▶ **Task brief**
Exact repetition is required: output every record in full.

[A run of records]
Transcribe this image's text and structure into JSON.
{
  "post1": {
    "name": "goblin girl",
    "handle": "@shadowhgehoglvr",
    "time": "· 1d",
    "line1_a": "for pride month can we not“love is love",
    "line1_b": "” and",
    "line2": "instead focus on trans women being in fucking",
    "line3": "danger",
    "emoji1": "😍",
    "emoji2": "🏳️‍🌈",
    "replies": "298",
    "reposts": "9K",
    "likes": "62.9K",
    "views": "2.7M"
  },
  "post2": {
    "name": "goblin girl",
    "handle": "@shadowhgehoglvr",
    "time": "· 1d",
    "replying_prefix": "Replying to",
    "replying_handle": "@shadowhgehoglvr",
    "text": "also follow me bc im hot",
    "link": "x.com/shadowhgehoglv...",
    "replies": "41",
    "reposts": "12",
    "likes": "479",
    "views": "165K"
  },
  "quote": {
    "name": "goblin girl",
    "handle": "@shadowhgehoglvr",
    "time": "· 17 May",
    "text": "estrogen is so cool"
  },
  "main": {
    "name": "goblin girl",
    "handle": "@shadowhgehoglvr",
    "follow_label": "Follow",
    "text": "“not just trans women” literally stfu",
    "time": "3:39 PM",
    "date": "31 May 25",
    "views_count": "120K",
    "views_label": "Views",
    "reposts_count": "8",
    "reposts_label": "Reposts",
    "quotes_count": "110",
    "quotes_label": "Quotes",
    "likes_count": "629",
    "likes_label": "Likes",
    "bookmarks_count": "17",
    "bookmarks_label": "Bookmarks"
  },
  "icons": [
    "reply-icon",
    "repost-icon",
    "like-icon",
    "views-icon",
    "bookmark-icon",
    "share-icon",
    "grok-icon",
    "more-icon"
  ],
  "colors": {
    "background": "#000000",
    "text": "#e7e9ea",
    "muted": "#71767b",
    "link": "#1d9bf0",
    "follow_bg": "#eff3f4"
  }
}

▶ **Result of this exercise**
Transcribe this image's text and structure into JSON.
{
  "post1": {
    "name": "goblin girl",
    "handle": "@shadowhgehoglvr",
    "time": "· 1d",
    "line1_a": "for pride month can we not“love is love",
    "line1_b": "” and",
    "line2": "instead focus on trans women being in fucking",
    "line3": "danger",
    "emoji1": "😍",
    "emoji2": "🏳️‍🌈",
    "replies": "298",
    "reposts": "9K",
    "likes": "62.9K",
    "views": "2.7M"
  },
  "post2": {
    "name": "goblin girl",
    "handle": "@shadowhgehoglvr",
    "time": "· 1d",
    "replying_prefix": "Replying to",
    "replying_handle": "@shadowhgehoglvr",
    "text": "also follow me bc im hot",
    "link": "x.com/shadowhgehoglv...",
    "replies": "41",
    "reposts": "12",
    "likes": "479",
    "views": "165K"
  },
  "quote": {
    "name": "goblin girl",
    "handle": "@shadowhgehoglvr",
    "time": "· 17 May",
    "text": "estrogen is so cool"
  },
  "main": {
    "name": "goblin girl",
    "handle": "@shadowhgehoglvr",
    "follow_label": "Follow",
    "text": "“not just trans women” literally stfu",
    "time": "3:39 PM",
    "date": "31 May 25",
    "views_count": "120K",
    "views_label": "Views",
    "reposts_count": "8",
    "reposts_label": "Reposts",
    "quotes_count": "110",
    "quotes_label": "Quotes",
    "likes_count": "629",
    "likes_label": "Likes",
    "bookmarks_count": "17",
    "bookmarks_label": "Bookmarks"
  },
  "icons": [
    "reply-icon",
    "repost-icon",
    "like-icon",
    "views-icon",
    "bookmark-icon",
    "share-icon",
    "grok-icon",
    "more-icon"
  ],
  "colors": {
    "background": "#000000",
    "text": "#e7e9ea",
    "muted": "#71767b",
    "link": "#1d9bf0",
    "follow_bg": "#eff3f4"
  }
}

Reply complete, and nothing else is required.